§ EXERCISE DIRECTIONS: Tally the lines containing "JSON" and report the number alone.

****************

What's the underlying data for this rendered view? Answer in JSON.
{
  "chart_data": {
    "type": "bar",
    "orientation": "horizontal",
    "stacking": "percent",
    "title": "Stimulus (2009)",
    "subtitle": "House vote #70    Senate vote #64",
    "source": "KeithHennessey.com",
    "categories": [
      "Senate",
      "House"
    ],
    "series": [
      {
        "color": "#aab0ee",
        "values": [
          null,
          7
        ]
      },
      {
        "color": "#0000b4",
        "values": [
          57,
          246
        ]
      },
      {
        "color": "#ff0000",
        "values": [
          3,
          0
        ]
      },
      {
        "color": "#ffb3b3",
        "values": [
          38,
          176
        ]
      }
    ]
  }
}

****************

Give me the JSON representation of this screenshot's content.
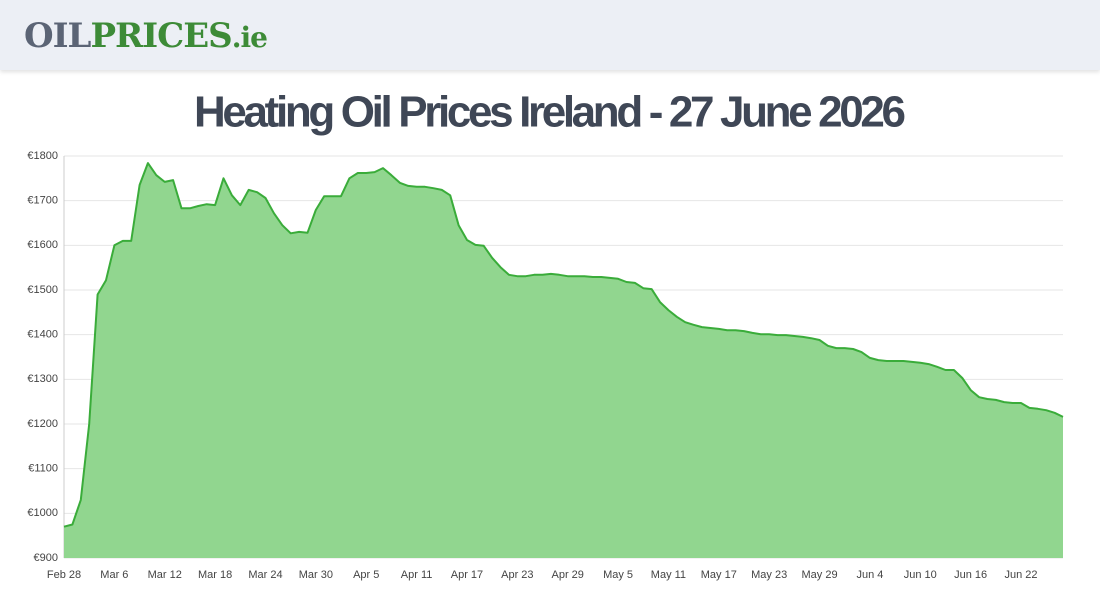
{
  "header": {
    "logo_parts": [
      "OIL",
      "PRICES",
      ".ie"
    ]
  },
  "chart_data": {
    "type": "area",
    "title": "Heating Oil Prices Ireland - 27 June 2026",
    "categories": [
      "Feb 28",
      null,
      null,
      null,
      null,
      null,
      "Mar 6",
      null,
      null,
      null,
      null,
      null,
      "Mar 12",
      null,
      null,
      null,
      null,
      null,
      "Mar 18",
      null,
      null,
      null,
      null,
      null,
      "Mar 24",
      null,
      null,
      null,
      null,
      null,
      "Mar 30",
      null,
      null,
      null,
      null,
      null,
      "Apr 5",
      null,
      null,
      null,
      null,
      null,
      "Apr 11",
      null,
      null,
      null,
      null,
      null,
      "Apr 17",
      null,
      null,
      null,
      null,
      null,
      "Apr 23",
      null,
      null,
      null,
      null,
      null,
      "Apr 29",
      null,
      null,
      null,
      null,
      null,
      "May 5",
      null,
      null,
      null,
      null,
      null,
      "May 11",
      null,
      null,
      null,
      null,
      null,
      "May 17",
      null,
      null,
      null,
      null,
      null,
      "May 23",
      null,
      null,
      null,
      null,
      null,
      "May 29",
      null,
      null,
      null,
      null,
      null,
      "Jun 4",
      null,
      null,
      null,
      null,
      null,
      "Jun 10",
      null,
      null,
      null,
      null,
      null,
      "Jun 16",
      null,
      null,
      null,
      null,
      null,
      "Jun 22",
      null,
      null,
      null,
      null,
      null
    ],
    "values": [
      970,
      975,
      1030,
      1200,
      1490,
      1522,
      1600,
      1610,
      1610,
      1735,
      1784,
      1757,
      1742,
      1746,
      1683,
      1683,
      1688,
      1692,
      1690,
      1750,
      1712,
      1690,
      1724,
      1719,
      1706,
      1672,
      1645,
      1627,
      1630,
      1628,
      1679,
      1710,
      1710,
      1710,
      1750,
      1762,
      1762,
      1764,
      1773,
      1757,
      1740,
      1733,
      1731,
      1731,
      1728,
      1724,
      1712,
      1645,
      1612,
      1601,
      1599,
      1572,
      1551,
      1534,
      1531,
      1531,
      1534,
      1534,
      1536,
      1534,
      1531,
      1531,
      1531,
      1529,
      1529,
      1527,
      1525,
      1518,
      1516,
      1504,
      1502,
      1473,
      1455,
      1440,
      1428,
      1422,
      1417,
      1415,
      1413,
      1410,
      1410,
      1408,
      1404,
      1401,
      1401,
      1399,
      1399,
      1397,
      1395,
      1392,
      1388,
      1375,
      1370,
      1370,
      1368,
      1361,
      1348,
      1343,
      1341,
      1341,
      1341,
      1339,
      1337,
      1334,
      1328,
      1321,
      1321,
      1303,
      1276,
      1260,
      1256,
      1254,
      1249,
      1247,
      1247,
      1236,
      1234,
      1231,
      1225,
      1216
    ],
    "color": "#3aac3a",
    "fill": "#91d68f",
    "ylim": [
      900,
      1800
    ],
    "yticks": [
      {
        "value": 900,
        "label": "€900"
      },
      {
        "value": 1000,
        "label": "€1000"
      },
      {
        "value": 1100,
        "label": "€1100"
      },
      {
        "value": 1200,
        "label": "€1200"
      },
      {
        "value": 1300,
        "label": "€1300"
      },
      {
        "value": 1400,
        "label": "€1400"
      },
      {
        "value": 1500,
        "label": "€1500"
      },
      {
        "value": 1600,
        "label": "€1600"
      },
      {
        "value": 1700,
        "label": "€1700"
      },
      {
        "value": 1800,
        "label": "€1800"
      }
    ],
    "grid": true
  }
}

****************

§ RESULT OF THE TASK: 2